- Data excerpts:
# # # #
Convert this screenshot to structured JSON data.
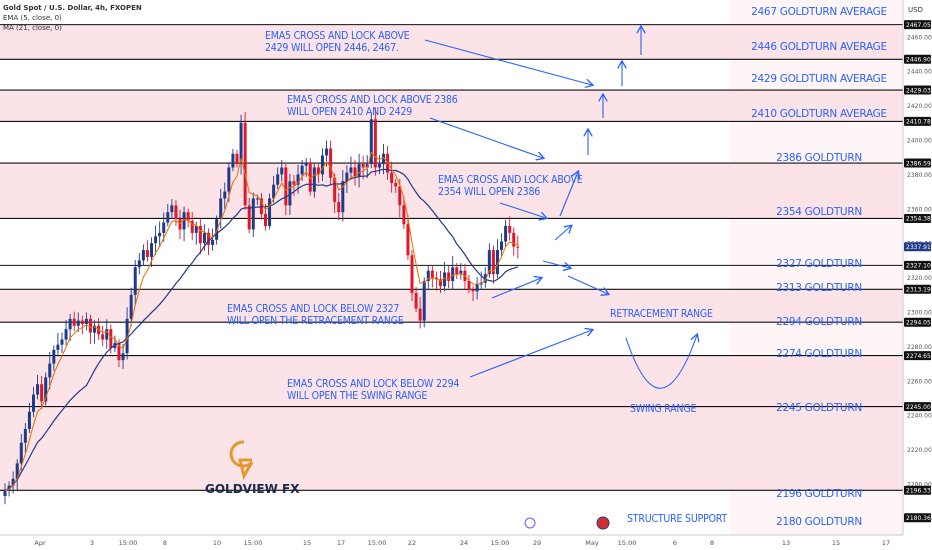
{
  "header": {
    "symbol": "Gold Spot / U.S. Dollar, 4h, FXOPEN",
    "ema": "EMA (5, close, 0)",
    "ma": "MA (21, close, 0)",
    "currency": "USD"
  },
  "chart_data": {
    "type": "candlestick",
    "y_range": [
      2175,
      2468
    ],
    "price_ticks": [
      2180,
      2200,
      2220,
      2240,
      2260,
      2280,
      2300,
      2320,
      2340,
      2360,
      2380,
      2400,
      2420,
      2440,
      2460
    ],
    "level_labels": [
      "2467.05",
      "2446.90",
      "2429.03",
      "2410.78",
      "2386.59",
      "2354.38",
      "2337.91",
      "2327.10",
      "2313.19",
      "2294.05",
      "2274.65",
      "2245.00",
      "2196.33",
      "2180.36"
    ],
    "x_ticks": [
      "Apr",
      "3",
      "15:00",
      "8",
      "10",
      "15:00",
      "15",
      "17",
      "15:00",
      "22",
      "24",
      "15:00",
      "29",
      "May",
      "15:00",
      "6",
      "8",
      "13",
      "15",
      "17"
    ],
    "level_lines": [
      2467.05,
      2446.9,
      2429.03,
      2410.78,
      2386.59,
      2354.38,
      2327.1,
      2313.19,
      2294.05,
      2274.65,
      2245.0,
      2196.33
    ],
    "pink_zones": [
      [
        2446.9,
        2467.05
      ],
      [
        2410.78,
        2429.03
      ],
      [
        2354.38,
        2386.59
      ],
      [
        2294.05,
        2313.19
      ],
      [
        2196.33,
        2274.65
      ]
    ],
    "current_price": 2337.91,
    "closes": [
      2196,
      2199,
      2203,
      2212,
      2224,
      2232,
      2242,
      2252,
      2258,
      2248,
      2262,
      2270,
      2278,
      2281,
      2284,
      2290,
      2296,
      2292,
      2295,
      2293,
      2296,
      2288,
      2292,
      2287,
      2284,
      2290,
      2279,
      2282,
      2272,
      2276,
      2296,
      2310,
      2326,
      2330,
      2336,
      2332,
      2340,
      2344,
      2346,
      2352,
      2358,
      2362,
      2354,
      2348,
      2358,
      2353,
      2346,
      2350,
      2340,
      2346,
      2339,
      2342,
      2354,
      2366,
      2370,
      2384,
      2392,
      2386,
      2410,
      2362,
      2348,
      2366,
      2366,
      2357,
      2350,
      2366,
      2374,
      2380,
      2384,
      2362,
      2376,
      2374,
      2380,
      2385,
      2387,
      2370,
      2384,
      2380,
      2391,
      2395,
      2378,
      2364,
      2358,
      2376,
      2381,
      2384,
      2379,
      2386,
      2384,
      2386,
      2412,
      2384,
      2386,
      2392,
      2381,
      2375,
      2373,
      2362,
      2351,
      2333,
      2311,
      2302,
      2295,
      2318,
      2324,
      2320,
      2319,
      2315,
      2323,
      2318,
      2326,
      2322,
      2324,
      2318,
      2313,
      2312,
      2316,
      2317,
      2322,
      2336,
      2322,
      2336,
      2341,
      2350,
      2346,
      2338,
      2337.91
    ]
  },
  "annotations": [
    "EMA5 CROSS AND LOCK ABOVE",
    "2429 WILL OPEN 2446, 2467.",
    "EMA5 CROSS AND LOCK ABOVE 2386",
    "WILL OPEN 2410 AND 2429",
    "EMA5 CROSS AND LOCK ABOVE",
    "2354 WILL OPEN 2386",
    "EMA5 CROSS AND LOCK BELOW 2327",
    "WILL  OPEN THE RETRACEMENT RANGE",
    "EMA5 CROSS AND LOCK BELOW 2294",
    "WILL  OPEN THE SWING RANGE",
    "RETRACEMENT RANGE",
    "SWING RANGE",
    "STRUCTURE SUPPORT"
  ],
  "levels": [
    "2467 GOLDTURN AVERAGE",
    "2446 GOLDTURN AVERAGE",
    "2429 GOLDTURN AVERAGE",
    "2410 GOLDTURN AVERAGE",
    "2386 GOLDTURN",
    "2354 GOLDTURN",
    "2327 GOLDTURN",
    "2313 GOLDTURN",
    "2294 GOLDTURN",
    "2274 GOLDTURN",
    "2245 GOLDTURN",
    "2196 GOLDTURN",
    "2180 GOLDTURN"
  ],
  "logo": {
    "name": "GOLDVIEW FX",
    "mark": "G"
  },
  "colors": {
    "accent": "#2962ff",
    "up": "#1e3a8a",
    "down": "#e0162b",
    "zone": "#fbe3e8",
    "ema": "#ef6c00",
    "ma": "#1e3a8a"
  }
}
# # # #
- Problem description:
What is the number of lines in the listing above that contain the string "RETRACEMENT"? Give only the number.

- Written solution:
2